Set exercise: Copy out each line that mentions the word "Einführung".

───

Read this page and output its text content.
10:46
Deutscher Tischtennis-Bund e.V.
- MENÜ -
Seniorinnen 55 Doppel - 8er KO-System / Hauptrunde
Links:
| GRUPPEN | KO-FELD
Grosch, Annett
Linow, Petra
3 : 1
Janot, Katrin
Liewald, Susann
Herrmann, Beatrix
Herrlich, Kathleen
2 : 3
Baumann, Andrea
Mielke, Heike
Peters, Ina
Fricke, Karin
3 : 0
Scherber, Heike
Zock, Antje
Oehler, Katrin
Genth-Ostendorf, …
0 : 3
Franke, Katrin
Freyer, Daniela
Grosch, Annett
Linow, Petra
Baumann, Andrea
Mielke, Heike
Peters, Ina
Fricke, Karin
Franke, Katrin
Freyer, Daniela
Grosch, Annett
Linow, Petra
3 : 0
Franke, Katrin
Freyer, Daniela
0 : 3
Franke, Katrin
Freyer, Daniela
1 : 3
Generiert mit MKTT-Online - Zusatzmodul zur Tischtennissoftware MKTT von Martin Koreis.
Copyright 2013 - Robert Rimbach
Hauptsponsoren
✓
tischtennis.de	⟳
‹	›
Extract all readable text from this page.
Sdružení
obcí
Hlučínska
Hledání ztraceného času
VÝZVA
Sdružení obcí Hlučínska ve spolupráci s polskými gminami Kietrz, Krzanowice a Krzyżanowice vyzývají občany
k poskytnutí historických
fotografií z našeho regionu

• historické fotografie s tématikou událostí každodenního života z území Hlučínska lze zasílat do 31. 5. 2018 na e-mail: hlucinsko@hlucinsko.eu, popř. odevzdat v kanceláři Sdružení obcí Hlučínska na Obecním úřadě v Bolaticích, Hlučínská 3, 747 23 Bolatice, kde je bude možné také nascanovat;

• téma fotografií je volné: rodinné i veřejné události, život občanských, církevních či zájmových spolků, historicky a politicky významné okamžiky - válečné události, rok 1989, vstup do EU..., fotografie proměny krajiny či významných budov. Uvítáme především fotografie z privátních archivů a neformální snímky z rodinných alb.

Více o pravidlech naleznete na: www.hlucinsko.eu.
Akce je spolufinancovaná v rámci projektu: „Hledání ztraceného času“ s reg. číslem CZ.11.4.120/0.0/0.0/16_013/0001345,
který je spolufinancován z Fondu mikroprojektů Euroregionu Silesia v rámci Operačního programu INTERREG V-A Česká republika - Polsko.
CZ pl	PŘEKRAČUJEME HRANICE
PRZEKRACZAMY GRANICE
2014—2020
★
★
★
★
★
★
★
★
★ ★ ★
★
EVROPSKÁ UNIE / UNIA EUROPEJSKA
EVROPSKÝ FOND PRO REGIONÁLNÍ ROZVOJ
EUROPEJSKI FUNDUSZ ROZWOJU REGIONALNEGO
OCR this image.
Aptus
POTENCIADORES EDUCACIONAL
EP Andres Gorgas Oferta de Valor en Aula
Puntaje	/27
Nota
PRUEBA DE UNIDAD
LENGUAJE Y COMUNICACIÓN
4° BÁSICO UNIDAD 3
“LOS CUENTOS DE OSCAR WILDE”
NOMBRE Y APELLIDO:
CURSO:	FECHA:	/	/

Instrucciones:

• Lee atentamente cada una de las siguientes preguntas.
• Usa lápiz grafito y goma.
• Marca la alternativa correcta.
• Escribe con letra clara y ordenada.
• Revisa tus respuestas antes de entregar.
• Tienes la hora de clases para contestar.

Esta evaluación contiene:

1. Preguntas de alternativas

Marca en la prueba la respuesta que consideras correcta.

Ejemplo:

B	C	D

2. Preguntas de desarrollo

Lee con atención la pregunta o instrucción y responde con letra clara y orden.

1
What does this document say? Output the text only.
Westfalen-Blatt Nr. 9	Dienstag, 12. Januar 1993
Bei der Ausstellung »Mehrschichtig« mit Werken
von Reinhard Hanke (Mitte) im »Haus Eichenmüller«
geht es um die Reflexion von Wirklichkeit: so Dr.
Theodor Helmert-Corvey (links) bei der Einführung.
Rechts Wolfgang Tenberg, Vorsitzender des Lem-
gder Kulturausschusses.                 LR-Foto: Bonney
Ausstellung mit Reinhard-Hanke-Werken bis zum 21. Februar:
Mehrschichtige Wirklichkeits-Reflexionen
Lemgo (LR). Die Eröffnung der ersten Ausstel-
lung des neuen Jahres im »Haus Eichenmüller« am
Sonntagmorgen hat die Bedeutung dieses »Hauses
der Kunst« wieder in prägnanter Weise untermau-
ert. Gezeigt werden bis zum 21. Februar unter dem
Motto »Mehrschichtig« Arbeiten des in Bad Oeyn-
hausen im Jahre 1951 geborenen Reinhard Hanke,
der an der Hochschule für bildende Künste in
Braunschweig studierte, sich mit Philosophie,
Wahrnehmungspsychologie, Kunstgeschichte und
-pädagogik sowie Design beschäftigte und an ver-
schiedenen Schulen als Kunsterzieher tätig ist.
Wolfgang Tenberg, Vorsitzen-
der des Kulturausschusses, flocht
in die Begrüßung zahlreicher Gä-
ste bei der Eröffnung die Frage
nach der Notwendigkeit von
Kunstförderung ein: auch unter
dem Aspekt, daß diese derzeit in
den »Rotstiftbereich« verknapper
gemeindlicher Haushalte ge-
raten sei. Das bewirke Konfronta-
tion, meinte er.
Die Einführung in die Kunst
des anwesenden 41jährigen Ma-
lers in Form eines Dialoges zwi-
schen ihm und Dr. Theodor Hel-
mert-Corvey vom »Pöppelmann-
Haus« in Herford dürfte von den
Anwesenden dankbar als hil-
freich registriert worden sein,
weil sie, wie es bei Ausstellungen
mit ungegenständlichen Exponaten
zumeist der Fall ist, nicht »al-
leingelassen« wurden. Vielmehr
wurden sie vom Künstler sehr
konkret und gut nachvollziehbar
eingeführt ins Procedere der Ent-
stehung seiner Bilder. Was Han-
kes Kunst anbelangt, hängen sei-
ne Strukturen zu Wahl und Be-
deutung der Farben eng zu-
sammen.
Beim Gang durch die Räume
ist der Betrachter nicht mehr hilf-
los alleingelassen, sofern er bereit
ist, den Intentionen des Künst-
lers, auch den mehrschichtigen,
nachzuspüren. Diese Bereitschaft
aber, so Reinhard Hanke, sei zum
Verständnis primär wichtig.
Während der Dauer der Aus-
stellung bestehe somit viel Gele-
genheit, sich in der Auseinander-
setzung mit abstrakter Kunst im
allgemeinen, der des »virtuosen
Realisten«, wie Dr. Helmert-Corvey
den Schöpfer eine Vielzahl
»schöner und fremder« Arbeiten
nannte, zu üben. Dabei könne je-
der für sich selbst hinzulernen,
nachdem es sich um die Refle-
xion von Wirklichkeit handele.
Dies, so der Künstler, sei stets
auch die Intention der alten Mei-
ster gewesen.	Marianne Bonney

───

Written answer:
Theodor Helmert-Corvey (links) bei der Einführung.
Die Einführung in die Kunst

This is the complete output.